**Task goal**
Repeat every line of the material, character for character.

------------------------------------------------

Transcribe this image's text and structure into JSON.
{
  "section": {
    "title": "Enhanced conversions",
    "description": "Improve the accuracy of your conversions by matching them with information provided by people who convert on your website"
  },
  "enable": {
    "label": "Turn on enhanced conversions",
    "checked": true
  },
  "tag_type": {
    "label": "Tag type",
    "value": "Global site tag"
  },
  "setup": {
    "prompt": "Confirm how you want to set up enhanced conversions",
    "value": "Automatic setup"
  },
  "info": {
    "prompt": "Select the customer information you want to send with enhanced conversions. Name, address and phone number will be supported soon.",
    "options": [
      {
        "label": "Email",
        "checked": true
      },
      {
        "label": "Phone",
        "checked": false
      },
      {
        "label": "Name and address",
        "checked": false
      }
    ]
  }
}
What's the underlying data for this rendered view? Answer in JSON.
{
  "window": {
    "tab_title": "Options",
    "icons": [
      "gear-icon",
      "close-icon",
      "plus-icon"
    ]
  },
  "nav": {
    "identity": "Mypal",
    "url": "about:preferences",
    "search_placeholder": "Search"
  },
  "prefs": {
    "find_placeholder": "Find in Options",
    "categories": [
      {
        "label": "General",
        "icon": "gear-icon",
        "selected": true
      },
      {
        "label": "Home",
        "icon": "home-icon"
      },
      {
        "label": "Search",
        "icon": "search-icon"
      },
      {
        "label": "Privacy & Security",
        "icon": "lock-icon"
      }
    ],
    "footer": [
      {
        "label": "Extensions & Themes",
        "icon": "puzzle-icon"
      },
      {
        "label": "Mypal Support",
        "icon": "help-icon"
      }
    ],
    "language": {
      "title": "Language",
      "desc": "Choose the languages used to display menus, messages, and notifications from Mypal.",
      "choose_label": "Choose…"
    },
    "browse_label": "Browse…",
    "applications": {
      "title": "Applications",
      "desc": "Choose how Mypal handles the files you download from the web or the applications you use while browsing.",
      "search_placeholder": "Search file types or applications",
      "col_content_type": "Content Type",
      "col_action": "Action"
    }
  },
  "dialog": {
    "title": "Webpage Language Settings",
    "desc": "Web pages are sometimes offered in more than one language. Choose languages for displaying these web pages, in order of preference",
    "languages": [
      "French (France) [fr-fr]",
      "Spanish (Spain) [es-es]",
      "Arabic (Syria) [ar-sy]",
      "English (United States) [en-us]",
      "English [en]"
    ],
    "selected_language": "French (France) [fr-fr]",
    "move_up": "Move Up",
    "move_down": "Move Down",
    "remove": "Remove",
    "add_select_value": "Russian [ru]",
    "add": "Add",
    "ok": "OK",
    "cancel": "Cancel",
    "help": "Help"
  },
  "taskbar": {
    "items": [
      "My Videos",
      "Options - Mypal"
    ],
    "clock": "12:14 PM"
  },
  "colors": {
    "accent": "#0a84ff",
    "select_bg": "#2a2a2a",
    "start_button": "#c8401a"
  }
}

------------------------------------------------

**Right answer**
Transcribe this image's text and structure into JSON.
{
  "section": {
    "title": "Enhanced conversions",
    "description": "Improve the accuracy of your conversions by matching them with information provided by people who convert on your website"
  },
  "enable": {
    "label": "Turn on enhanced conversions",
    "checked": true
  },
  "tag_type": {
    "label": "Tag type",
    "value": "Global site tag"
  },
  "setup": {
    "prompt": "Confirm how you want to set up enhanced conversions",
    "value": "Automatic setup"
  },
  "info": {
    "prompt": "Select the customer information you want to send with enhanced conversions. Name, address and phone number will be supported soon.",
    "options": [
      {
        "label": "Email",
        "checked": true
      },
      {
        "label": "Phone",
        "checked": false
      },
      {
        "label": "Name and address",
        "checked": false
      }
    ]
  }
}
What's the underlying data for this rendered view? Answer in JSON.
{
  "window": {
    "tab_title": "Options",
    "icons": [
      "gear-icon",
      "close-icon",
      "plus-icon"
    ]
  },
  "nav": {
    "identity": "Mypal",
    "url": "about:preferences",
    "search_placeholder": "Search"
  },
  "prefs": {
    "find_placeholder": "Find in Options",
    "categories": [
      {
        "label": "General",
        "icon": "gear-icon",
        "selected": true
      },
      {
        "label": "Home",
        "icon": "home-icon"
      },
      {
        "label": "Search",
        "icon": "search-icon"
      },
      {
        "label": "Privacy & Security",
        "icon": "lock-icon"
      }
    ],
    "footer": [
      {
        "label": "Extensions & Themes",
        "icon": "puzzle-icon"
      },
      {
        "label": "Mypal Support",
        "icon": "help-icon"
      }
    ],
    "language": {
      "title": "Language",
      "desc": "Choose the languages used to display menus, messages, and notifications from Mypal.",
      "choose_label": "Choose…"
    },
    "browse_label": "Browse…",
    "applications": {
      "title": "Applications",
      "desc": "Choose how Mypal handles the files you download from the web or the applications you use while browsing.",
      "search_placeholder": "Search file types or applications",
      "col_content_type": "Content Type",
      "col_action": "Action"
    }
  },
  "dialog": {
    "title": "Webpage Language Settings",
    "desc": "Web pages are sometimes offered in more than one language. Choose languages for displaying these web pages, in order of preference",
    "languages": [
      "French (France) [fr-fr]",
      "Spanish (Spain) [es-es]",
      "Arabic (Syria) [ar-sy]",
      "English (United States) [en-us]",
      "English [en]"
    ],
    "selected_language": "French (France) [fr-fr]",
    "move_up": "Move Up",
    "move_down": "Move Down",
    "remove": "Remove",
    "add_select_value": "Russian [ru]",
    "add": "Add",
    "ok": "OK",
    "cancel": "Cancel",
    "help": "Help"
  },
  "taskbar": {
    "items": [
      "My Videos",
      "Options - Mypal"
    ],
    "clock": "12:14 PM"
  },
  "colors": {
    "accent": "#0a84ff",
    "select_bg": "#2a2a2a",
    "start_button": "#c8401a"
  }
}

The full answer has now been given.